— Stated problem 1 —
From the forum thread on the annotation score drop, reproduce the passage between "hi @Mohammad!" and "the sole reason.", inclusive.
— Stated problem 2 —
Answer these questions using the forum thread on the annotation score drop:
(a) By how much did the score drop after the last annotated dataset was added?
(b) Which base model does the training command specify?
(c) Which Prodigy recipe is used in the annotation command?
— Stated problem 3 —
In the forum thread on the annotation score drop, turn the paragraph beginning "what's your total sample size?" into a short bulleted list that keeps its main facts.

— Document section —
————

Annotation score drops

I trained the model many times with many dataset on prodigy and after I added the last annotated dataset the score dropped down more than 20% . Could please help to know where is the problem ?

python3 -m prodigy spans.manual CV_DESIGV2_200 blank:en ./200_cv_Json_format.jsonl --label Designation,CompaniesworkedAt,Location,Desig_Experience --patterns patterns_desg.jsonl

python3 -m prodigy train ./CV_DESIGTV2pt1_2000 --ner CV_DESIGV1,CV_DESIGV2_200,CV_DESIGV3_300,CV_DESIGV4_800,CV_DESIGV2_2000--base-model en_core_web_lg

hi @Mohammad!

Thanks for your question.

Unfortunately, it's really hard to know without knowing a lot of context, for example:

  • what's your total sample size? adding 20% of 100 annotations won't do much, while 20% of 10,000 annotations we'd expect more robust results. From a glance, it looks like you may have a good number of annotations, so this may not be the sole reason.
  • were your new annotations inconsistent? (e.g., did you add new annotators and if so, did you provide them clear annotation guidelines or could they have added noise into their annotations)

————

— Extracted material —
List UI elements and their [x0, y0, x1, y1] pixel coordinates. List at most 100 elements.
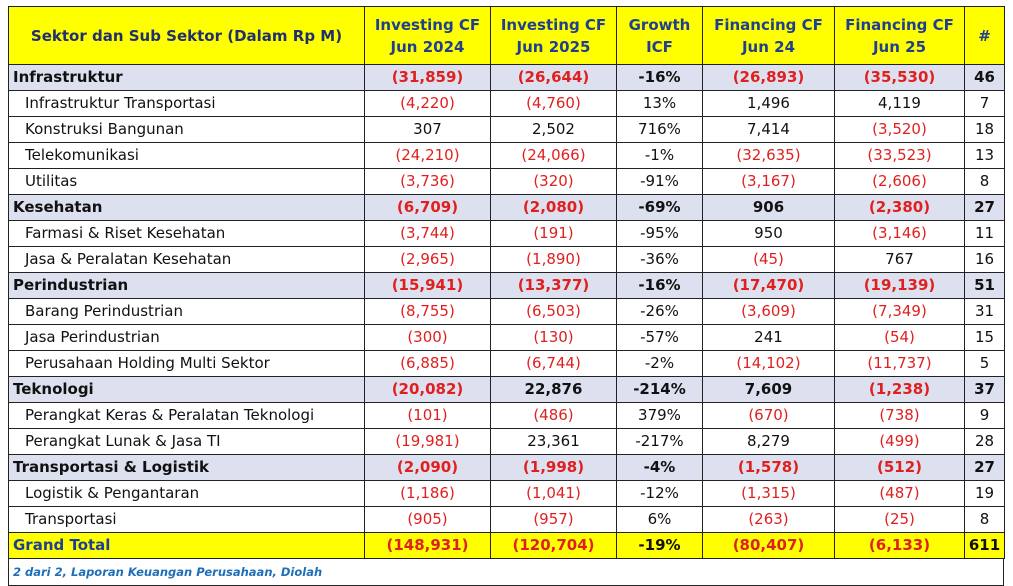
- icf-2024-cell: (19,981): [364, 428, 491, 455]
- icf-2025-cell: (6,503): [490, 298, 617, 325]
- icf-2024-cell: (3,736): [364, 168, 491, 195]
- fcf-24-cell: 950: [702, 220, 835, 247]
- sector-row: Transportasi & Logistik (2,090) (1,998) -4%…: [8, 454, 1005, 481]
- fcf-24-cell: 906: [702, 194, 835, 221]
- fcf-24-cell: (3,167): [702, 168, 835, 195]
- fcf-24-cell: (670): [702, 402, 835, 429]
- fcf-24-cell: (45): [702, 246, 835, 273]
- header-fcf-24-line1: Financing CF: [714, 15, 823, 34]
- growth-cell: -69%: [616, 194, 703, 221]
- fcf-25-cell: 767: [834, 246, 965, 273]
- growth-cell: 13%: [616, 90, 703, 117]
- fcf-24-cell: 241: [702, 324, 835, 351]
- icf-2025-cell: (26,644): [490, 64, 617, 91]
- icf-2025-cell: (120,704): [490, 532, 617, 559]
- sector-name-cell: Kesehatan: [8, 194, 365, 221]
- icf-2024-cell: (6,709): [364, 194, 491, 221]
- sector-name-cell: Teknologi: [8, 376, 365, 403]
- fcf-25-cell: (3,520): [834, 116, 965, 143]
- fcf-25-cell: (3,146): [834, 220, 965, 247]
- icf-2025-cell: (6,744): [490, 350, 617, 377]
- fcf-25-cell: (11,737): [834, 350, 965, 377]
- growth-cell: -16%: [616, 64, 703, 91]
- growth-cell: 716%: [616, 116, 703, 143]
- icf-2024-cell: (6,885): [364, 350, 491, 377]
- count-cell: 15: [964, 324, 1005, 351]
- header-growth-line1: Growth: [628, 15, 691, 34]
- fcf-25-cell: (2,606): [834, 168, 965, 195]
- subsector-row: Transportasi (905) (957) 6% (263) (25) 8: [8, 506, 1005, 533]
- header-icf-2025-line1: Investing CF: [500, 15, 607, 34]
- sector-name-cell: Perangkat Lunak & Jasa TI: [8, 428, 365, 455]
- header-icf-2024-line1: Investing CF: [374, 15, 481, 34]
- growth-cell: -1%: [616, 142, 703, 169]
- count-cell: 37: [964, 376, 1005, 403]
- icf-2025-cell: 2,502: [490, 116, 617, 143]
- fcf-24-cell: (3,609): [702, 298, 835, 325]
- header-fcf-24-line2: Jun 24: [741, 37, 796, 56]
- subsector-row: Perangkat Lunak & Jasa TI (19,981) 23,361-…: [8, 428, 1005, 455]
- subsector-row: Perusahaan Holding Multi Sektor (6,885) (6…: [8, 350, 1005, 377]
- growth-cell: -2%: [616, 350, 703, 377]
- icf-2024-cell: (101): [364, 402, 491, 429]
- fcf-24-cell: 7,414: [702, 116, 835, 143]
- header-icf-2024: Investing CF Jun 2024: [364, 6, 491, 65]
- icf-2024-cell: (24,210): [364, 142, 491, 169]
- icf-2025-cell: 22,876: [490, 376, 617, 403]
- growth-cell: -36%: [616, 246, 703, 273]
- fcf-24-cell: 8,279: [702, 428, 835, 455]
- icf-2025-cell: (1,890): [490, 246, 617, 273]
- icf-2025-cell: (130): [490, 324, 617, 351]
- icf-2024-cell: (3,744): [364, 220, 491, 247]
- growth-cell: -19%: [616, 532, 703, 559]
- count-cell: 9: [964, 402, 1005, 429]
- count-cell: 27: [964, 194, 1005, 221]
- growth-cell: 379%: [616, 402, 703, 429]
- subsector-row: Infrastruktur Transportasi (4,220) (4,760)…: [8, 90, 1005, 117]
- fcf-24-cell: (32,635): [702, 142, 835, 169]
- icf-2025-cell: (24,066): [490, 142, 617, 169]
- icf-2024-cell: 307: [364, 116, 491, 143]
- table-body: Infrastruktur (31,859) (26,644) -16% (26,893…: [8, 64, 1005, 559]
- fcf-25-cell: (512): [834, 454, 965, 481]
- header-growth-line2: ICF: [646, 37, 673, 56]
- sector-name-cell: Logistik & Pengantaran: [8, 480, 365, 507]
- growth-cell: -26%: [616, 298, 703, 325]
- header-fcf-25-line2: Jun 25: [872, 37, 927, 56]
- count-cell: 19: [964, 480, 1005, 507]
- sector-name-cell: Barang Perindustrian: [8, 298, 365, 325]
- header-fcf-25: Financing CF Jun 25: [834, 6, 965, 65]
- icf-2024-cell: (905): [364, 506, 491, 533]
- sector-name-cell: Infrastruktur Transportasi: [8, 90, 365, 117]
- icf-2025-cell: 23,361: [490, 428, 617, 455]
- icf-2025-cell: (957): [490, 506, 617, 533]
- fcf-25-cell: 4,119: [834, 90, 965, 117]
- growth-cell: -217%: [616, 428, 703, 455]
- icf-2024-cell: (20,082): [364, 376, 491, 403]
- subsector-row: Konstruksi Bangunan 307 2,502 716% 7,414 (3,5…: [8, 116, 1005, 143]
- icf-2025-cell: (13,377): [490, 272, 617, 299]
- fcf-25-cell: (25): [834, 506, 965, 533]
- count-cell: 31: [964, 298, 1005, 325]
- growth-cell: -91%: [616, 168, 703, 195]
- sector-name-cell: Jasa Perindustrian: [8, 324, 365, 351]
- subsector-row: Barang Perindustrian (8,755) (6,503) -26% (3…: [8, 298, 1005, 325]
- icf-2025-cell: (1,041): [490, 480, 617, 507]
- fcf-25-cell: (19,139): [834, 272, 965, 299]
- header-fcf-25-line1: Financing CF: [845, 15, 954, 34]
- growth-cell: 6%: [616, 506, 703, 533]
- subsector-row: Perangkat Keras & Peralatan Teknologi (10…: [8, 402, 1005, 429]
- cashflow-table-container: Sektor dan Sub Sektor (Dalam Rp M) Inves…: [8, 6, 1005, 586]
- count-cell: 28: [964, 428, 1005, 455]
- sector-name-cell: Utilitas: [8, 168, 365, 195]
- sector-name-cell: Jasa & Peralatan Kesehatan: [8, 246, 365, 273]
- count-cell: 8: [964, 168, 1005, 195]
- subsector-row: Logistik & Pengantaran (1,186) (1,041) -12%…: [8, 480, 1005, 507]
- sector-name-cell: Transportasi: [8, 506, 365, 533]
- sector-name-cell: Farmasi & Riset Kesehatan: [8, 220, 365, 247]
- sector-row: Teknologi (20,082) 22,876 -214% 7,609 (1,238)…: [8, 376, 1005, 403]
- icf-2024-cell: (2,965): [364, 246, 491, 273]
- cashflow-table: Sektor dan Sub Sektor (Dalam Rp M) Inves…: [8, 6, 1005, 559]
- header-icf-2024-line2: Jun 2024: [390, 37, 465, 56]
- icf-2024-cell: (31,859): [364, 64, 491, 91]
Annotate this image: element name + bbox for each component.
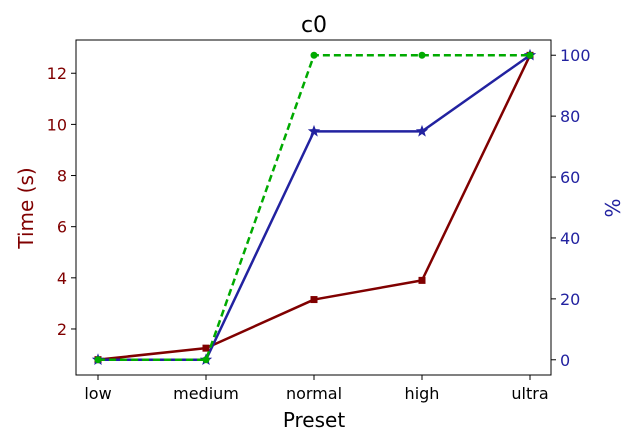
series-3-point [202, 356, 210, 364]
x-tick-label: high [405, 384, 440, 403]
left-y-tick-label: 10 [47, 115, 67, 134]
right-y-axis-label: % [601, 198, 625, 217]
x-axis-label: Preset [283, 408, 346, 432]
left-y-axis-label: Time (s) [14, 167, 38, 249]
x-tick-label: medium [173, 384, 239, 403]
x-axis: low medium normal high ultra [84, 375, 549, 403]
x-tick-label: low [84, 384, 111, 403]
left-y-tick-label: 2 [57, 320, 67, 339]
right-y-tick-label: 40 [560, 229, 580, 248]
series-line-2 [98, 54, 531, 362]
series-3-point [418, 51, 426, 59]
left-y-tick-label: 8 [57, 167, 67, 186]
x-tick-label: normal [286, 384, 342, 403]
series-2-point [415, 124, 429, 137]
series-3-point [310, 51, 318, 59]
series-3-point [526, 51, 534, 59]
right-y-axis: 0 20 40 60 80 100 [551, 46, 591, 370]
series-2-point [307, 124, 321, 137]
series-1-point [202, 344, 210, 352]
series-1-point [310, 296, 318, 304]
right-y-tick-label: 0 [560, 351, 570, 370]
left-y-tick-label: 6 [57, 218, 67, 237]
left-y-axis: 2 4 6 8 10 12 [47, 64, 76, 339]
chart-title: c0 [301, 13, 327, 38]
left-y-tick-label: 4 [57, 269, 67, 288]
right-y-tick-label: 60 [560, 168, 580, 187]
right-y-tick-label: 100 [560, 46, 591, 65]
right-y-tick-label: 80 [560, 107, 580, 126]
x-tick-label: ultra [511, 384, 548, 403]
series-3-point [94, 356, 102, 364]
series-layer [91, 48, 537, 366]
left-y-tick-label: 12 [47, 64, 67, 83]
series-1-point [418, 276, 426, 284]
right-y-tick-label: 20 [560, 290, 580, 309]
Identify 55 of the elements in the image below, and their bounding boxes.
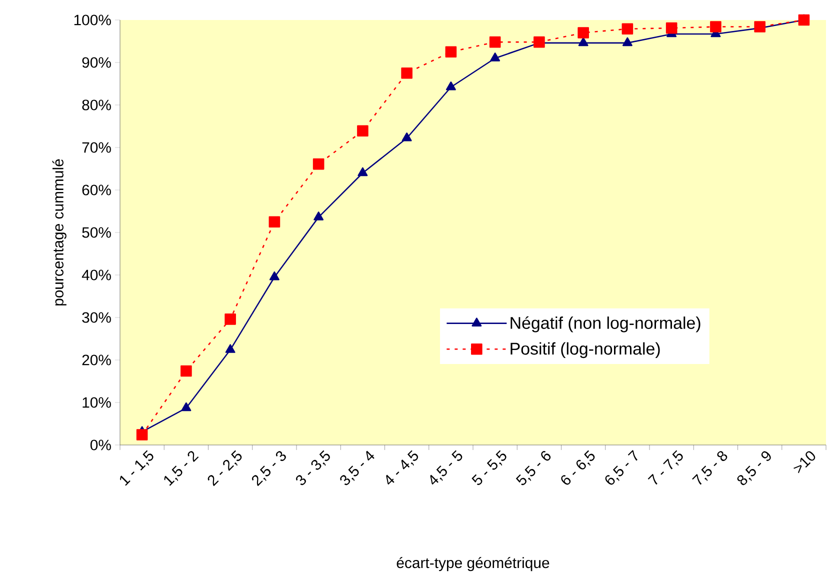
x-tick-label: 2 - 2,5 — [208, 450, 242, 486]
point — [312, 158, 324, 170]
point — [622, 37, 632, 46]
x-tick-label: 6,5 - 7 — [605, 450, 638, 485]
y-tick-label: 10% — [82, 397, 111, 408]
point — [358, 167, 368, 176]
point — [225, 344, 236, 353]
x-tick-label: 1 - 1,5 — [120, 450, 154, 486]
point — [357, 125, 368, 137]
y-tick-label: 40% — [82, 270, 111, 280]
point — [181, 402, 192, 412]
x-tick-label: 3,5 - 4 — [340, 450, 374, 486]
point — [490, 52, 500, 62]
x-tick-label: 3 - 3,5 — [296, 450, 330, 486]
point — [798, 14, 810, 26]
point — [314, 212, 324, 220]
y-tick-label: 70% — [82, 142, 111, 153]
x-tick-label: 4 - 4,5 — [386, 450, 418, 485]
point — [666, 22, 678, 34]
point — [402, 132, 412, 142]
x-tick-label: 7 - 7,5 — [648, 450, 683, 485]
point — [136, 429, 148, 440]
point — [224, 314, 236, 325]
point — [622, 23, 634, 35]
point — [401, 67, 412, 79]
x-tick-label: 8,5 - 9 — [737, 451, 771, 486]
y-tick-label: 100% — [74, 14, 111, 26]
x-tick-label: 2,5 - 3 — [252, 451, 286, 486]
point — [268, 216, 280, 228]
x-axis-title: écart-type géométrique — [396, 556, 550, 572]
point — [180, 365, 192, 377]
x-tick-label: 4,5 - 5 — [430, 450, 462, 485]
y-axis-title: pourcentage cummulé — [52, 159, 66, 306]
y-tick-label: 20% — [82, 354, 111, 366]
y-tick-label: 80% — [82, 100, 111, 110]
y-tick-label: 60% — [82, 184, 111, 196]
x-tick-label: 5,5 - 6 — [516, 451, 551, 486]
y-tick-label: 30% — [82, 312, 111, 323]
y-tick-label: 50% — [82, 227, 111, 238]
point — [446, 81, 456, 90]
point — [578, 27, 589, 38]
point — [710, 21, 722, 32]
legend-label: Négatif (non log-normale) — [510, 316, 700, 332]
x-tick-label: 6 - 6,5 — [561, 450, 595, 485]
point — [445, 46, 457, 58]
point — [269, 271, 280, 280]
x-tick-label: 5 - 5,5 — [472, 450, 506, 486]
x-tick-label: 1,5 - 2 — [164, 451, 199, 486]
x-tick-label: >10 — [793, 451, 816, 474]
point — [489, 36, 501, 48]
legend-label: Positif (log-normale) — [510, 342, 660, 358]
point — [578, 37, 588, 46]
y-tick-label: 90% — [82, 57, 111, 68]
y-tick-label: 0% — [90, 440, 111, 450]
x-tick-label: 7,5 - 8 — [692, 451, 728, 485]
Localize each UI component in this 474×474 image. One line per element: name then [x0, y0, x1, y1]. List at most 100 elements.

————

— Response 1 —
hi @Mohammad!

Thanks for your question.

Unfortunately, it's really hard to know without knowing a lot of context, for example:

  • what's your total sample size? adding 20% of 100 annotations won't do much, while 20% of 10,000 annotations we'd expect more robust results. From a glance, it looks like you may have a good number of annotations, so this may not be the sole reason.

— Response 2 —
(a) More than 20%.
(b) en_core_web_lg.
(c) spans.manual.

— Response 3 —
- Total sample size matters.
- Adding 20% to 100 annotations won't do much, but with 10,000 annotations more robust results would be expected.
- The asker seems to have a good number of annotations, so sample size may not be the sole reason.